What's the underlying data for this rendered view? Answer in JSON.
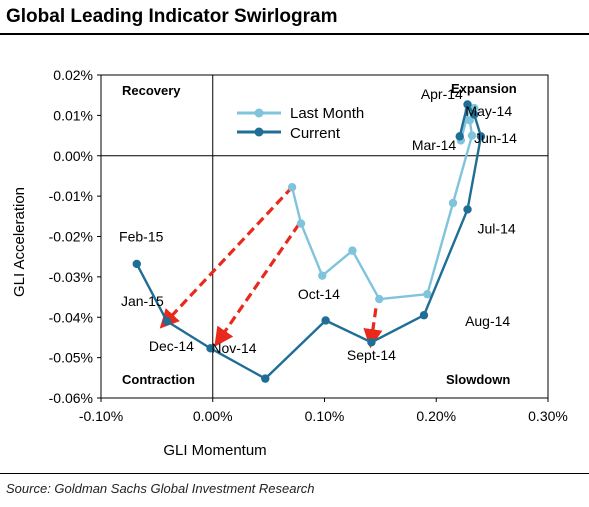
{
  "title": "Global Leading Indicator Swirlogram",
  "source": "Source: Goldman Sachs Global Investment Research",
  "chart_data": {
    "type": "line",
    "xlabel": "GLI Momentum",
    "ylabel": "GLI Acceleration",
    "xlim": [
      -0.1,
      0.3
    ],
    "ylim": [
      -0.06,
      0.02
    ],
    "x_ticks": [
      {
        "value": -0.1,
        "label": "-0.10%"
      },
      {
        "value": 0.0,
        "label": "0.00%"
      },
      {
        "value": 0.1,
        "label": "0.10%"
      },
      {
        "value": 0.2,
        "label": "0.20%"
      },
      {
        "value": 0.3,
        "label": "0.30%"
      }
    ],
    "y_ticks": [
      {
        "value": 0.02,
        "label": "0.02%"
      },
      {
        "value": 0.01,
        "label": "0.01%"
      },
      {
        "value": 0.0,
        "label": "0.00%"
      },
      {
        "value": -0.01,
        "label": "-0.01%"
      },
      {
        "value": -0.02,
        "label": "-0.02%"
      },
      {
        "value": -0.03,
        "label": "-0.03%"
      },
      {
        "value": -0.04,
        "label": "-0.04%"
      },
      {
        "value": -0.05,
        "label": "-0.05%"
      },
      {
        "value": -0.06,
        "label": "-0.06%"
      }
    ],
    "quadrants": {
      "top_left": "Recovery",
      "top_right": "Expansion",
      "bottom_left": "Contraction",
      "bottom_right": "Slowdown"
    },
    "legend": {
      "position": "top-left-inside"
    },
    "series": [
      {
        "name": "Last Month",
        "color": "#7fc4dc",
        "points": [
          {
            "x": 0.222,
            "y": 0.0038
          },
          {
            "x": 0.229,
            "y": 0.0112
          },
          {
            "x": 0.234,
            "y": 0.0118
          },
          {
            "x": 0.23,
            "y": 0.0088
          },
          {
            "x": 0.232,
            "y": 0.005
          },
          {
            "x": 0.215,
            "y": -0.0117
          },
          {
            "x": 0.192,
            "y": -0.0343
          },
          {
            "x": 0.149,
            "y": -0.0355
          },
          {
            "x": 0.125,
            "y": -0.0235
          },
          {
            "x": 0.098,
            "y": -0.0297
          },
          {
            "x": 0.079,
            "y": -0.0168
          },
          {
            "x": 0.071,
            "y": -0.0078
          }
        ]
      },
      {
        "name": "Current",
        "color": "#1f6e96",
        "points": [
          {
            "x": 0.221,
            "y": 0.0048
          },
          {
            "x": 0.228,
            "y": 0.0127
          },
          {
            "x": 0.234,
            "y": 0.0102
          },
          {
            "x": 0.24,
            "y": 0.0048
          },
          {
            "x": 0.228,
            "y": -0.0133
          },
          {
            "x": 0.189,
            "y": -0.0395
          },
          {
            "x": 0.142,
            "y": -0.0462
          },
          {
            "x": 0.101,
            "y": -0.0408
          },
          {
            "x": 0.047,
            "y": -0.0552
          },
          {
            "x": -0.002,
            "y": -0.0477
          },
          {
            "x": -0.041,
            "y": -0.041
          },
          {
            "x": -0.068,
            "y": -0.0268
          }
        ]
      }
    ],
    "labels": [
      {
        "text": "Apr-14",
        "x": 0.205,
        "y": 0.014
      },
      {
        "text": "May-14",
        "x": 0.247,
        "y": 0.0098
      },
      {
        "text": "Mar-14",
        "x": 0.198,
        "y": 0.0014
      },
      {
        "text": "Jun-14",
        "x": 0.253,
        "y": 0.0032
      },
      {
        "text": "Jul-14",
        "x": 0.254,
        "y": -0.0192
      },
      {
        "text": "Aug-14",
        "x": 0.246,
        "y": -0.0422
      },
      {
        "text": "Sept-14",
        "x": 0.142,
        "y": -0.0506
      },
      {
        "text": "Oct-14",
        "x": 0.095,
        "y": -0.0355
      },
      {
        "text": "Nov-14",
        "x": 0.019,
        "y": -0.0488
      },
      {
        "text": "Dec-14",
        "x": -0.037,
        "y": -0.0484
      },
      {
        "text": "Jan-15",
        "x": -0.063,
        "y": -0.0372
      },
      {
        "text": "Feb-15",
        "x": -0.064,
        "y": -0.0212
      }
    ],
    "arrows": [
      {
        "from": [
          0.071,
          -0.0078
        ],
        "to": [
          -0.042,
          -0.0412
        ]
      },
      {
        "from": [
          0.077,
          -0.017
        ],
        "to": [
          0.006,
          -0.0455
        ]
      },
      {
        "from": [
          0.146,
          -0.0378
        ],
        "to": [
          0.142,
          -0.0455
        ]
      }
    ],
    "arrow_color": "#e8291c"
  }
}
--
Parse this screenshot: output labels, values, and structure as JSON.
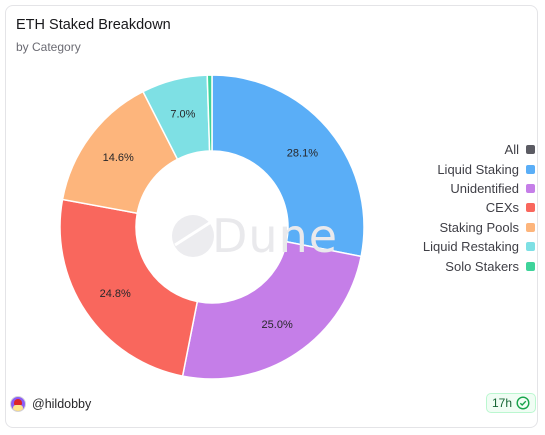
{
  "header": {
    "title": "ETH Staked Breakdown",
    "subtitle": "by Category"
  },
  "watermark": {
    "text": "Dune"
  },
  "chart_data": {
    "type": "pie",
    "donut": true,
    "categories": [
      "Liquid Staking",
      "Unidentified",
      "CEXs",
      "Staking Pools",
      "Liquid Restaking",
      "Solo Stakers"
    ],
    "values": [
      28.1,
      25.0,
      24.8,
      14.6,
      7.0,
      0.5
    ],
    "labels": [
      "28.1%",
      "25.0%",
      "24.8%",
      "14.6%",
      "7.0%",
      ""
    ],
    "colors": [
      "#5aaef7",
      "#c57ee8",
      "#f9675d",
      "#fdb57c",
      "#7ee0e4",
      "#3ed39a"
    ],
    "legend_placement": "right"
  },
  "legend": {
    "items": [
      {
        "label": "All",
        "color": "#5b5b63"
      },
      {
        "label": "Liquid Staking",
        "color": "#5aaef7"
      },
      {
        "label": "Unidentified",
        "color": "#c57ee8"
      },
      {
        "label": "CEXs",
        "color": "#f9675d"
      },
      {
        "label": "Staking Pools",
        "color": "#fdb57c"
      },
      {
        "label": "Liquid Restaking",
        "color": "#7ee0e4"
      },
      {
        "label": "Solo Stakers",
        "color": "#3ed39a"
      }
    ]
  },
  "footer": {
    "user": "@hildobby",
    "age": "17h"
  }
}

## What the task asks:
Among the entries above, how many lines hold the string "JSON"? Respond with nothing but the number.

## Finished exercise:
2